::: Exercise materials
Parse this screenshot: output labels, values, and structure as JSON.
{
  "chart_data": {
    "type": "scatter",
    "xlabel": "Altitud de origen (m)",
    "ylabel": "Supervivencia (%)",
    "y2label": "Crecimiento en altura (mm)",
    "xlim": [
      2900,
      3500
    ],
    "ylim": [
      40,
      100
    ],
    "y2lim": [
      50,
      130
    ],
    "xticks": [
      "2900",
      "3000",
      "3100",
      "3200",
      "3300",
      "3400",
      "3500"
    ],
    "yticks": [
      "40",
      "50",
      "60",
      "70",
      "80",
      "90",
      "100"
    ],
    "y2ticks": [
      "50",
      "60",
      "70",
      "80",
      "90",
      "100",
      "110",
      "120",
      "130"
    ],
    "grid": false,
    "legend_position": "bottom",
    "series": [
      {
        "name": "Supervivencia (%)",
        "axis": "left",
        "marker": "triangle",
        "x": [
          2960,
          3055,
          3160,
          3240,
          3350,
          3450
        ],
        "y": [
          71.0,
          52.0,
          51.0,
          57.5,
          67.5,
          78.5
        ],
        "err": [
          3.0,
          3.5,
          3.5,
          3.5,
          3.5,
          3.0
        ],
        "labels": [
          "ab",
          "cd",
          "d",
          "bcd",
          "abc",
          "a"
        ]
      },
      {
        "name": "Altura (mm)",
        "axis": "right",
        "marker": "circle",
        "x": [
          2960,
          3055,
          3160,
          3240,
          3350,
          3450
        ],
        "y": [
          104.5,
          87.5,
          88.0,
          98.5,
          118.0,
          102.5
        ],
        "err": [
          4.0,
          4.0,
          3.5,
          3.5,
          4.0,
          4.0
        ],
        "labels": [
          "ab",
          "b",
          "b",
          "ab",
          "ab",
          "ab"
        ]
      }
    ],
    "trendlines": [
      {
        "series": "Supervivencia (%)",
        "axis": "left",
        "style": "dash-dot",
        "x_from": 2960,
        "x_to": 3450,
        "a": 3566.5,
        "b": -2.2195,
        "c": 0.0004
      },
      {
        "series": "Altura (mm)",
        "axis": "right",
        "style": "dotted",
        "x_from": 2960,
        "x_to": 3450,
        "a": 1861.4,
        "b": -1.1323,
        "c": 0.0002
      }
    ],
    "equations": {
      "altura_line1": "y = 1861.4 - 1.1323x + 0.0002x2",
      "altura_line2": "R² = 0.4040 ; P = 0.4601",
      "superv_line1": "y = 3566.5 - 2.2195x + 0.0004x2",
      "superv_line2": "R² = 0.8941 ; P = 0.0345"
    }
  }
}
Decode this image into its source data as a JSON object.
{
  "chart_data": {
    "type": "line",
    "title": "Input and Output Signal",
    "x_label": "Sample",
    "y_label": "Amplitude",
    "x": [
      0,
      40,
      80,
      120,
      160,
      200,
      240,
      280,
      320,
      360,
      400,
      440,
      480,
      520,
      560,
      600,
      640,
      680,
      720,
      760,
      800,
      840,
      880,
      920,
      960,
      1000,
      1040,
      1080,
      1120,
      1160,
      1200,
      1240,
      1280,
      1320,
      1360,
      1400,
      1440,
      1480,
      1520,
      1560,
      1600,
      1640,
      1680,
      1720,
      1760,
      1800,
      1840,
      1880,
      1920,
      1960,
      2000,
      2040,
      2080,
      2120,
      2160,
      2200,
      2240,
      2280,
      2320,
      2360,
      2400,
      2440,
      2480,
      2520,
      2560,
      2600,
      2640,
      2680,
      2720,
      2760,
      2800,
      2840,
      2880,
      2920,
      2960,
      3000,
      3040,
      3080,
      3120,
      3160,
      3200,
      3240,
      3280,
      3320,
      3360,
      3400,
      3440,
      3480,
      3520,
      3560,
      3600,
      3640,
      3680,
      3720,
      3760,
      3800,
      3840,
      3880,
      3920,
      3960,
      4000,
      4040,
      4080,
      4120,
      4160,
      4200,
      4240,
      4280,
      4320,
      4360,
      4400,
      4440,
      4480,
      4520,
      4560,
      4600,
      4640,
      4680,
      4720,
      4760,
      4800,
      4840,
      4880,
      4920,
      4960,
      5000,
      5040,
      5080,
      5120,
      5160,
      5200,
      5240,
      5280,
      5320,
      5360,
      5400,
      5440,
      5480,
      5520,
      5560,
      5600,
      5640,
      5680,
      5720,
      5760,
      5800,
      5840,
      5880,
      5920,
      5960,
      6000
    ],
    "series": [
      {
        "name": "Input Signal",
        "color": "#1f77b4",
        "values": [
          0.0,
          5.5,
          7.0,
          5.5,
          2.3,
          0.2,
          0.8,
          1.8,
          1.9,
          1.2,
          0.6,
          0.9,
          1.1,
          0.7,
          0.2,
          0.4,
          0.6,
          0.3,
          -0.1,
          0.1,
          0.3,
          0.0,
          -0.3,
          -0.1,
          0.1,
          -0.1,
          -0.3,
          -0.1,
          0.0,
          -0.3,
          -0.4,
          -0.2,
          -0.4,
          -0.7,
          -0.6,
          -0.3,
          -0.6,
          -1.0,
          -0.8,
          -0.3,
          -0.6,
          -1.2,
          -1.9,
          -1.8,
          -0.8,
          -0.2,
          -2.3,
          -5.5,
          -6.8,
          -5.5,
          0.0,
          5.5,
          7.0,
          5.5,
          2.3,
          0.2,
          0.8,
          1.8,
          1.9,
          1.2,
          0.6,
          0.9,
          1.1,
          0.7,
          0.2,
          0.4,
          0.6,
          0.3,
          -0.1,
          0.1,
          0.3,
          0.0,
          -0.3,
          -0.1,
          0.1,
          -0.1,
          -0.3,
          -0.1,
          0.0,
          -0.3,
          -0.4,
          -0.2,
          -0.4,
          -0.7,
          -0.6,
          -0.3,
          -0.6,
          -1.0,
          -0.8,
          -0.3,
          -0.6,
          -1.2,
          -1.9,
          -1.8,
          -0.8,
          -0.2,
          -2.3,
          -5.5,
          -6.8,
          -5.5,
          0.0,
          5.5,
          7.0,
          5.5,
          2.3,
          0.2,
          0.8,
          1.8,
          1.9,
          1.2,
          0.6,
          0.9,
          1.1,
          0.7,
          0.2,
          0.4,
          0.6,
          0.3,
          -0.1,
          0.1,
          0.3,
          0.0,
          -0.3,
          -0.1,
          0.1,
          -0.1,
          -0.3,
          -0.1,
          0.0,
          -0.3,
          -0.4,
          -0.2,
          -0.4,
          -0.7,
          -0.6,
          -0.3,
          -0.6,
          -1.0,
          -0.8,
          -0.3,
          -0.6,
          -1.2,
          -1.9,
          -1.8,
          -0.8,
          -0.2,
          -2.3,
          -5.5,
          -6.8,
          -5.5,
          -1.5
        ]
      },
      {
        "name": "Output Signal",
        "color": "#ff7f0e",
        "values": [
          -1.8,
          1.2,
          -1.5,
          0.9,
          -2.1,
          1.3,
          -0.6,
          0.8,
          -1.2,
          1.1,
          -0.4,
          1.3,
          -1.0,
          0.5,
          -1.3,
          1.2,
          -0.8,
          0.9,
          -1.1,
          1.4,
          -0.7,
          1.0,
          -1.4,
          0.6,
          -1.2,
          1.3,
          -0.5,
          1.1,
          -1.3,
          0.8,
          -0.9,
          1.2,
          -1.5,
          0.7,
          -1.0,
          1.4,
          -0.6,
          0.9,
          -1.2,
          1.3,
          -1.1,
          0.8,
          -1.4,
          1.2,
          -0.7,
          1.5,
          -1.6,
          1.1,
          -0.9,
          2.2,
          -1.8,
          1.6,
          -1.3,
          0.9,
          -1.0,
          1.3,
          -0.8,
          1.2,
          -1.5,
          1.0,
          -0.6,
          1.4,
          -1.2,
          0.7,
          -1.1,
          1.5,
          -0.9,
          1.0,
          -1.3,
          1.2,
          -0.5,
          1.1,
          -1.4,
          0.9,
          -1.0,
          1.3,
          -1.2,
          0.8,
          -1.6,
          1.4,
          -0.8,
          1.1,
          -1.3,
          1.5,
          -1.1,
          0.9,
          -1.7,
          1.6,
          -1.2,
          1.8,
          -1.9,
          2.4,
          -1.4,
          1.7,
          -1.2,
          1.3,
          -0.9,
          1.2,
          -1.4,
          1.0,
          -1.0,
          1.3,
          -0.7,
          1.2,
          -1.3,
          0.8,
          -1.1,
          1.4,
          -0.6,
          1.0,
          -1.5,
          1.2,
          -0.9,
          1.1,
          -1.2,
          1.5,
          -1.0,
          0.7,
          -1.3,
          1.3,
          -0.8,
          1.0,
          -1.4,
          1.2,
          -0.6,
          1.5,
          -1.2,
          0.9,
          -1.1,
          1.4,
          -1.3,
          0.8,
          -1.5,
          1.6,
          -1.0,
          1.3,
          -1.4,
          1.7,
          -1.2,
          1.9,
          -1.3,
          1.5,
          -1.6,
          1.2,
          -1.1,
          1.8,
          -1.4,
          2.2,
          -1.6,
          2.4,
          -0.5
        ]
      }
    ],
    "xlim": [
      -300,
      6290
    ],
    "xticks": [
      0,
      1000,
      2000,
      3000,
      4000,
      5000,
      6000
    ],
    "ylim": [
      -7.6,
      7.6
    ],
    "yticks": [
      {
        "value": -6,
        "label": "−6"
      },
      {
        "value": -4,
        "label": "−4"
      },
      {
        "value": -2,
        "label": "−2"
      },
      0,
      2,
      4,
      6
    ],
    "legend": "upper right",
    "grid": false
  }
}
::::::
- Set exercise
Find the lines with the string "JSON" and reproduce them.

- Result
Parse this screenshot: output labels, values, and structure as JSON.
Decode this image into its source data as a JSON object.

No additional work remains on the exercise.